◆ **Given task**: Check each line of the data for "涉及到经济可持续发展" and select those that have it.

-=-=-

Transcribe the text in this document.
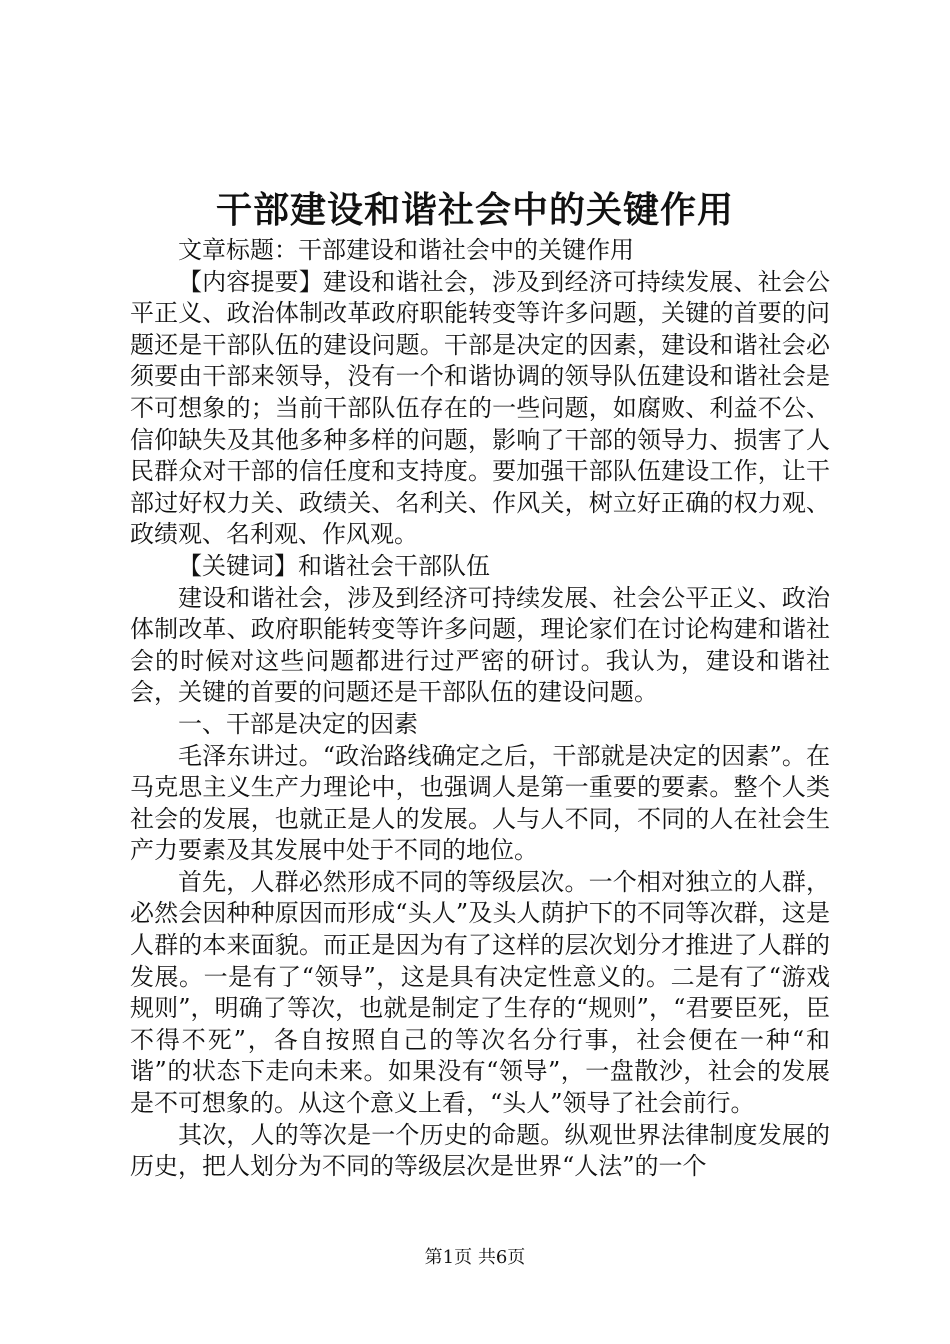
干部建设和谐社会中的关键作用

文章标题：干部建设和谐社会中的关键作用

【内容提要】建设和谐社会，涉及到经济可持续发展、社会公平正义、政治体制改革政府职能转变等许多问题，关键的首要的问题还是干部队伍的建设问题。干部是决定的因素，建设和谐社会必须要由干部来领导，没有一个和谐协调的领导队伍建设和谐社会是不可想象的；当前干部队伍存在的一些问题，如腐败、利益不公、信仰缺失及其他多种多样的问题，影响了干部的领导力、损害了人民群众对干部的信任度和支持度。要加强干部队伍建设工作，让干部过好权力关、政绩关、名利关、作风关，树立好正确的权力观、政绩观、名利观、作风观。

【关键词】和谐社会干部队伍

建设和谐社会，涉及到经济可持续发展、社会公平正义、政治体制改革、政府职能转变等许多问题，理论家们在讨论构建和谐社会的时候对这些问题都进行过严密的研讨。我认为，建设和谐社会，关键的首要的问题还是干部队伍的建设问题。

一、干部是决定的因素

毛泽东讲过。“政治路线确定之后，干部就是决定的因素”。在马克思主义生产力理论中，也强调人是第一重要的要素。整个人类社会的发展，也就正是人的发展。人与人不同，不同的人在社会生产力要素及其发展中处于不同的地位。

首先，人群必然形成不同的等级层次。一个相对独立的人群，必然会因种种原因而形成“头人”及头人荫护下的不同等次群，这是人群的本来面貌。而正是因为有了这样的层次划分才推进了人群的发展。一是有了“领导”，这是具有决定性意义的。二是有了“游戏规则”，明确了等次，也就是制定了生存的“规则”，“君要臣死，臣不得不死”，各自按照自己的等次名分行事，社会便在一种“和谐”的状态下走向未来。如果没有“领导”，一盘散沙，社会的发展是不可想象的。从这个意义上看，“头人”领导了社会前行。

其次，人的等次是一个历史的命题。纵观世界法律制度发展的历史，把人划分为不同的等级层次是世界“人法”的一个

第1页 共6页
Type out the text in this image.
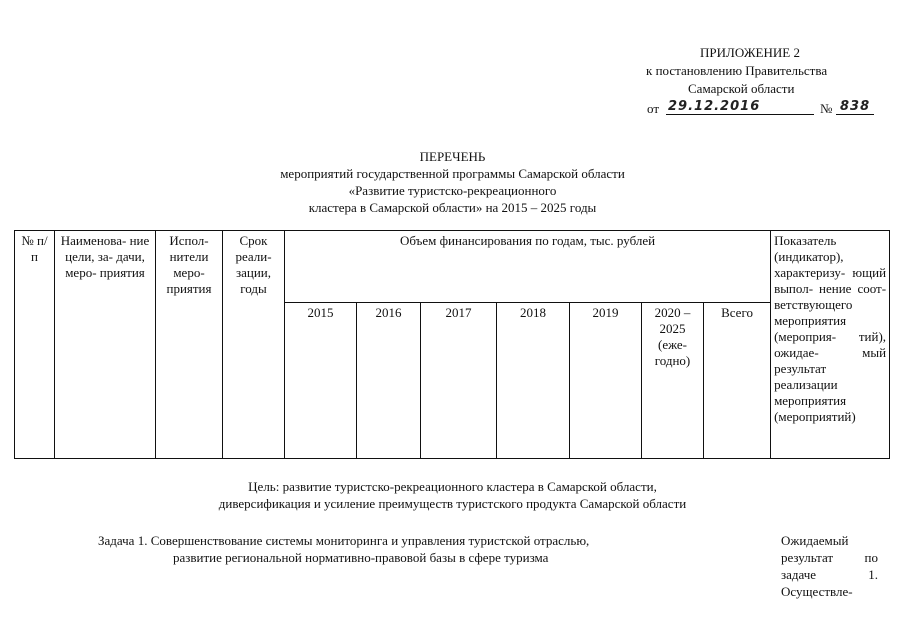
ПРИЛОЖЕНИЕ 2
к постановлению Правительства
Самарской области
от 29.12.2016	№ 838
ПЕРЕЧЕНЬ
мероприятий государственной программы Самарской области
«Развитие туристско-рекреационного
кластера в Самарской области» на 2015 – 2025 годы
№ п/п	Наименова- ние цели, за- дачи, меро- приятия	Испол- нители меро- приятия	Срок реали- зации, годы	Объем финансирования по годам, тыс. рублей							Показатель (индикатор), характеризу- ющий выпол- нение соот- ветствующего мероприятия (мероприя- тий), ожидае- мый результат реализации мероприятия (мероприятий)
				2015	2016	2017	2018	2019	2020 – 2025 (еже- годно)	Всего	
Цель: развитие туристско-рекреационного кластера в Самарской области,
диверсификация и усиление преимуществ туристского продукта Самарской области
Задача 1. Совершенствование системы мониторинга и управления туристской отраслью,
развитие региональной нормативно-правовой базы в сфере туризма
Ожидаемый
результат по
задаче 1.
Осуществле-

-=-=-

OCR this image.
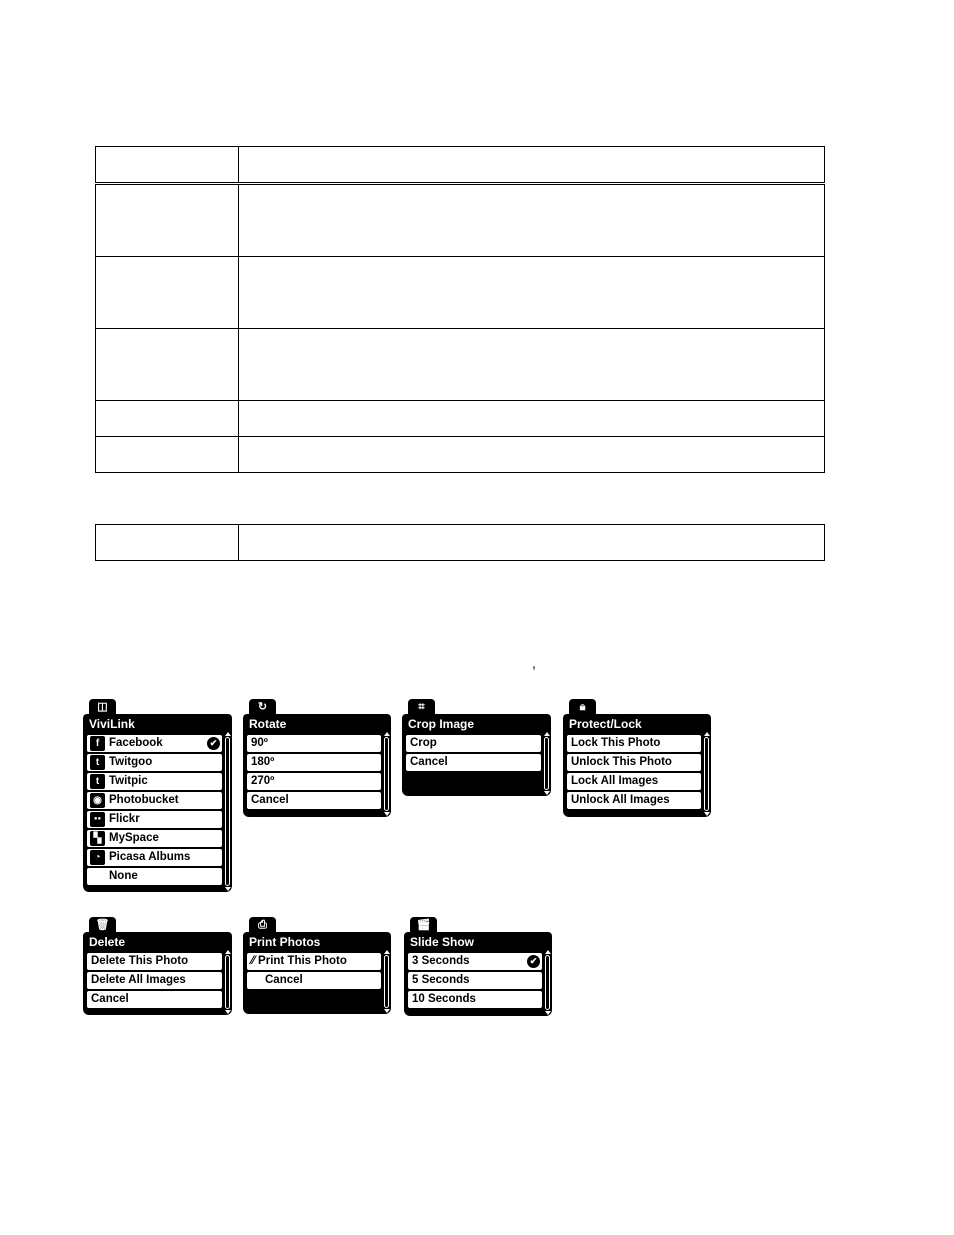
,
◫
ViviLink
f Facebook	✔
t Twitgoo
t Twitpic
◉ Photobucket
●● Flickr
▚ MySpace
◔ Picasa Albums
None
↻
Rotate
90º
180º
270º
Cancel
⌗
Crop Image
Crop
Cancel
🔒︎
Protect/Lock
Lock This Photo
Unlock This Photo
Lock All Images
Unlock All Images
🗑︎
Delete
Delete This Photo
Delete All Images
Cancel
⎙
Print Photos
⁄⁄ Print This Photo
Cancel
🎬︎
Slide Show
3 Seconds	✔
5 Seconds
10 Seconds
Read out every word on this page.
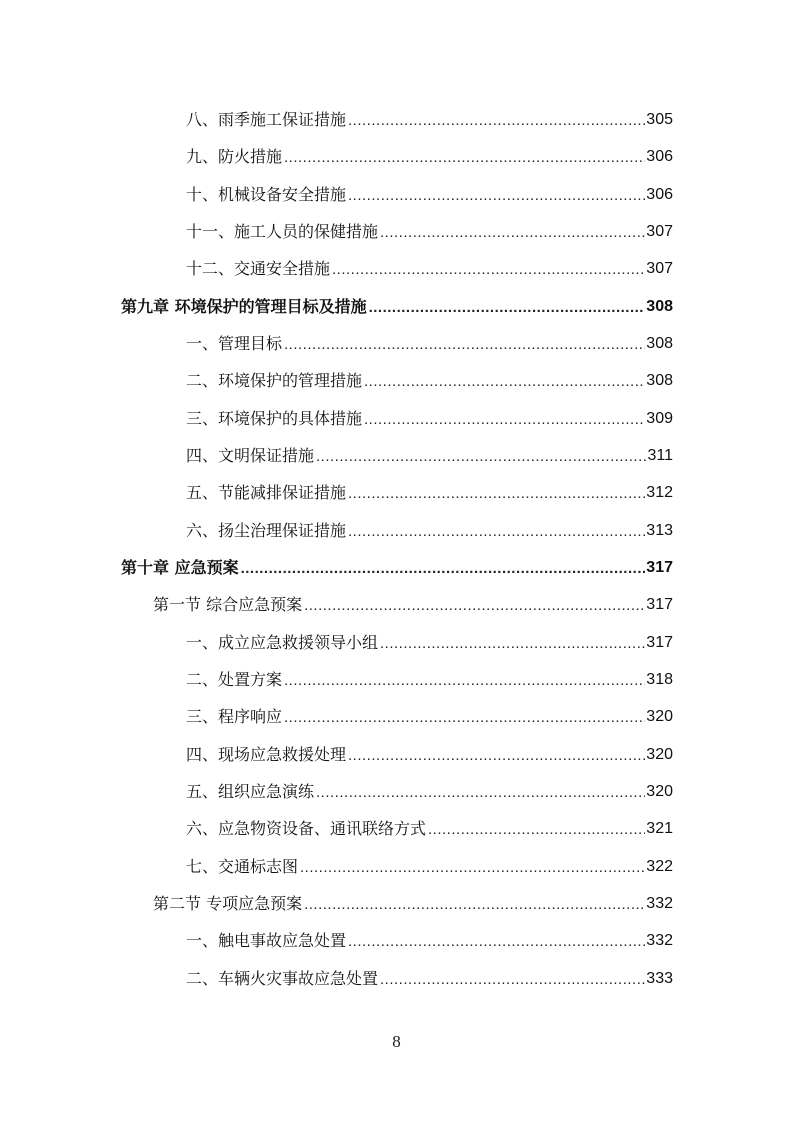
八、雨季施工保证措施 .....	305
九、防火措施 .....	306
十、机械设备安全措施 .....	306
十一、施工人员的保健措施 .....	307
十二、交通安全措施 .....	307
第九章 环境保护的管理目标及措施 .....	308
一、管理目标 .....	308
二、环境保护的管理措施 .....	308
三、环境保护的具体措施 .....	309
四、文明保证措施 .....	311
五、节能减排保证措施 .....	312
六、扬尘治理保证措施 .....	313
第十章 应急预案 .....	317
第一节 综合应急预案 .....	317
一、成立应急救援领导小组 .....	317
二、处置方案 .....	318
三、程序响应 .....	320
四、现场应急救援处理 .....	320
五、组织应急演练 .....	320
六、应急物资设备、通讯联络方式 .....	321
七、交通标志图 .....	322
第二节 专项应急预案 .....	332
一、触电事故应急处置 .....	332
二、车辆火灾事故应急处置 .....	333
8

-=-=-

◆ **Complete response**:
【内容提要】建设和谐社会，涉及到经济可持续发展、社会公平正义、政治体制改革政府职能转变等许多问题，关键的首要的问题还是干部队伍的建设问题。干部是决定的因素，建设和谐社会必须要由干部来领导，没有一个和谐协调的领导队伍建设和谐社会是不可想象的；当前干部队伍存在的一些问题，如腐败、利益不公、信仰缺失及其他多种多样的问题，影响了干部的领导力、损害了人民群众对干部的信任度和支持度。要加强干部队伍建设工作，让干部过好权力关、政绩关、名利关、作风关，树立好正确的权力观、政绩观、名利观、作风观。
建设和谐社会，涉及到经济可持续发展、社会公平正义、政治体制改革、政府职能转变等许多问题，理论家们在讨论构建和谐社会的时候对这些问题都进行过严密的研讨。我认为，建设和谐社会，关键的首要的问题还是干部队伍的建设问题。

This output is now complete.